◆ Requirements: Write out every line of the items below as a JSON list of strings, one string per line, and leave out any blank lines.

◆ Data records:
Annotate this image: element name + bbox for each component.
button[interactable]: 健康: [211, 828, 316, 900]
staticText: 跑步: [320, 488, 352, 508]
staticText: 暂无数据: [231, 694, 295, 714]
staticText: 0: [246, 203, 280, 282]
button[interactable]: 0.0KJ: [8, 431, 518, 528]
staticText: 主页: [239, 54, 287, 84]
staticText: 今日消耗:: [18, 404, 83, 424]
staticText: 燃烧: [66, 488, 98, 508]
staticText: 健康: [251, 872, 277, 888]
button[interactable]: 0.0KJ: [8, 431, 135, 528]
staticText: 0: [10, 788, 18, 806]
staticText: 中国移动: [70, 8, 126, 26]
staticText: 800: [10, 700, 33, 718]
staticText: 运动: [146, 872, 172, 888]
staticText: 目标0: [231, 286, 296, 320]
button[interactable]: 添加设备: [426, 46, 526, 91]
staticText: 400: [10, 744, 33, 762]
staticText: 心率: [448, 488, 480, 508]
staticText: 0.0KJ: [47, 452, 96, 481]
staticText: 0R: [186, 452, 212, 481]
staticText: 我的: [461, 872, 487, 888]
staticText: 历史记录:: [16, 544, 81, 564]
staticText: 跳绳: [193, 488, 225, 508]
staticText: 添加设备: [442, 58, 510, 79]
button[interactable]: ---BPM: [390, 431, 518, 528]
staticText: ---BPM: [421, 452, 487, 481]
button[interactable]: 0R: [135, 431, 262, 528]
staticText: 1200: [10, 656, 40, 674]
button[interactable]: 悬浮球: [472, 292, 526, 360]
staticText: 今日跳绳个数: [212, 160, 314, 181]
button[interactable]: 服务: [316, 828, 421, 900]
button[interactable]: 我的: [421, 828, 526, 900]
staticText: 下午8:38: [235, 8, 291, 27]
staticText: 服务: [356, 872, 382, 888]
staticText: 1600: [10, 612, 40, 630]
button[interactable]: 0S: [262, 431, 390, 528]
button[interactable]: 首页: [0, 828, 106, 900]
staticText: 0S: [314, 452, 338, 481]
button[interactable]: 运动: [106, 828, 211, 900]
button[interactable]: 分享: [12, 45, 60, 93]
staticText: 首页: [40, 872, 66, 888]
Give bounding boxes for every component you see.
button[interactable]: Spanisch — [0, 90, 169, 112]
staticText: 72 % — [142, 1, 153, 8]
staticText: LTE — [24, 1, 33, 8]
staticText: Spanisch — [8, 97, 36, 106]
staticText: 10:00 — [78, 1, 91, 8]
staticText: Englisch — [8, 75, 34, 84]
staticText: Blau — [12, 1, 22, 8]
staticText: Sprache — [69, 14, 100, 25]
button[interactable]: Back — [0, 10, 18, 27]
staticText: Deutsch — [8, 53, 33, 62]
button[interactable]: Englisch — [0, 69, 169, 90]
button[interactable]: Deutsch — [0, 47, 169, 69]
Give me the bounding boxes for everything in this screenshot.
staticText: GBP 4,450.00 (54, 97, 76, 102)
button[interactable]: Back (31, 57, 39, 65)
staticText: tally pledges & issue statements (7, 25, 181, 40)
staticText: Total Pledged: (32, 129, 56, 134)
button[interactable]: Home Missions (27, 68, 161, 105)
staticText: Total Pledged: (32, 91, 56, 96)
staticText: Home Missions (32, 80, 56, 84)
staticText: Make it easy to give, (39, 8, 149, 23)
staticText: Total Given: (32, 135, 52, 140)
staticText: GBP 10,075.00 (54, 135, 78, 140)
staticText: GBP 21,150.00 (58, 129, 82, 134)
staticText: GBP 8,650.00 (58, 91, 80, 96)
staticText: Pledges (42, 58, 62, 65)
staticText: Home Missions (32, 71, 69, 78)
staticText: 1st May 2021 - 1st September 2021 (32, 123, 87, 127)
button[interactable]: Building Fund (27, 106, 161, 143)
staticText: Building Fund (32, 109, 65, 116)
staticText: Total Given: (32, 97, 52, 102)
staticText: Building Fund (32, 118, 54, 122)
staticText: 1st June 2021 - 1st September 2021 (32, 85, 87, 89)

◆ Reply to the task:
[
  "Annotate this image: element name + bbox for each component.",
  "button[interactable]: 健康: [211, 828, 316, 900]",
  "staticText: 跑步: [320, 488, 352, 508]",
  "staticText: 暂无数据: [231, 694, 295, 714]",
  "staticText: 0: [246, 203, 280, 282]",
  "button[interactable]: 0.0KJ: [8, 431, 518, 528]",
  "staticText: 主页: [239, 54, 287, 84]",
  "staticText: 今日消耗:: [18, 404, 83, 424]",
  "staticText: 燃烧: [66, 488, 98, 508]",
  "staticText: 健康: [251, 872, 277, 888]",
  "button[interactable]: 0.0KJ: [8, 431, 135, 528]",
  "staticText: 0: [10, 788, 18, 806]",
  "staticText: 中国移动: [70, 8, 126, 26]",
  "staticText: 800: [10, 700, 33, 718]",
  "staticText: 运动: [146, 872, 172, 888]",
  "staticText: 目标0: [231, 286, 296, 320]",
  "button[interactable]: 添加设备: [426, 46, 526, 91]",
  "staticText: 400: [10, 744, 33, 762]",
  "staticText: 心率: [448, 488, 480, 508]",
  "staticText: 0.0KJ: [47, 452, 96, 481]",
  "staticText: 0R: [186, 452, 212, 481]",
  "staticText: 我的: [461, 872, 487, 888]",
  "staticText: 历史记录:: [16, 544, 81, 564]",
  "staticText: 跳绳: [193, 488, 225, 508]",
  "staticText: 添加设备: [442, 58, 510, 79]",
  "button[interactable]: ---BPM: [390, 431, 518, 528]",
  "staticText: ---BPM: [421, 452, 487, 481]",
  "button[interactable]: 0R: [135, 431, 262, 528]",
  "staticText: 1200: [10, 656, 40, 674]",
  "button[interactable]: 悬浮球: [472, 292, 526, 360]",
  "staticText: 今日跳绳个数: [212, 160, 314, 181]",
  "button[interactable]: 服务: [316, 828, 421, 900]",
  "button[interactable]: 我的: [421, 828, 526, 900]",
  "staticText: 下午8:38: [235, 8, 291, 27]",
  "staticText: 服务: [356, 872, 382, 888]",
  "staticText: 1600: [10, 612, 40, 630]",
  "button[interactable]: 0S: [262, 431, 390, 528]",
  "button[interactable]: 首页: [0, 828, 106, 900]",
  "staticText: 0S: [314, 452, 338, 481]",
  "button[interactable]: 运动: [106, 828, 211, 900]",
  "button[interactable]: 分享: [12, 45, 60, 93]",
  "staticText: 首页: [40, 872, 66, 888]",
  "Give bounding boxes for every component you see.",
  "button[interactable]: Spanisch — [0, 90, 169, 112]",
  "staticText: 72 % — [142, 1, 153, 8]",
  "staticText: LTE — [24, 1, 33, 8]",
  "staticText: Spanisch — [8, 97, 36, 106]",
  "staticText: 10:00 — [78, 1, 91, 8]",
  "staticText: Englisch — [8, 75, 34, 84]",
  "staticText: Blau — [12, 1, 22, 8]",
  "staticText: Sprache — [69, 14, 100, 25]",
  "button[interactable]: Back — [0, 10, 18, 27]",
  "staticText: Deutsch — [8, 53, 33, 62]",
  "button[interactable]: Englisch — [0, 69, 169, 90]",
  "button[interactable]: Deutsch — [0, 47, 169, 69]",
  "Give me the bounding boxes for everything in this screenshot.",
  "staticText: GBP 4,450.00 (54, 97, 76, 102)",
  "button[interactable]: Back (31, 57, 39, 65)",
  "staticText: tally pledges & issue statements (7, 25, 181, 40)",
  "staticText: Total Pledged: (32, 129, 56, 134)",
  "button[interactable]: Home Missions (27, 68, 161, 105)",
  "staticText: Total Pledged: (32, 91, 56, 96)",
  "staticText: Home Missions (32, 80, 56, 84)",
  "staticText: Make it easy to give, (39, 8, 149, 23)",
  "staticText: Total Given: (32, 135, 52, 140)",
  "staticText: GBP 10,075.00 (54, 135, 78, 140)",
  "staticText: GBP 21,150.00 (58, 129, 82, 134)",
  "staticText: GBP 8,650.00 (58, 91, 80, 96)",
  "staticText: Pledges (42, 58, 62, 65)",
  "staticText: Home Missions (32, 71, 69, 78)",
  "staticText: 1st May 2021 - 1st September 2021 (32, 123, 87, 127)",
  "button[interactable]: Building Fund (27, 106, 161, 143)",
  "staticText: Building Fund (32, 109, 65, 116)",
  "staticText: Total Given: (32, 97, 52, 102)",
  "staticText: Building Fund (32, 118, 54, 122)",
  "staticText: 1st June 2021 - 1st September 2021 (32, 85, 87, 89)"
]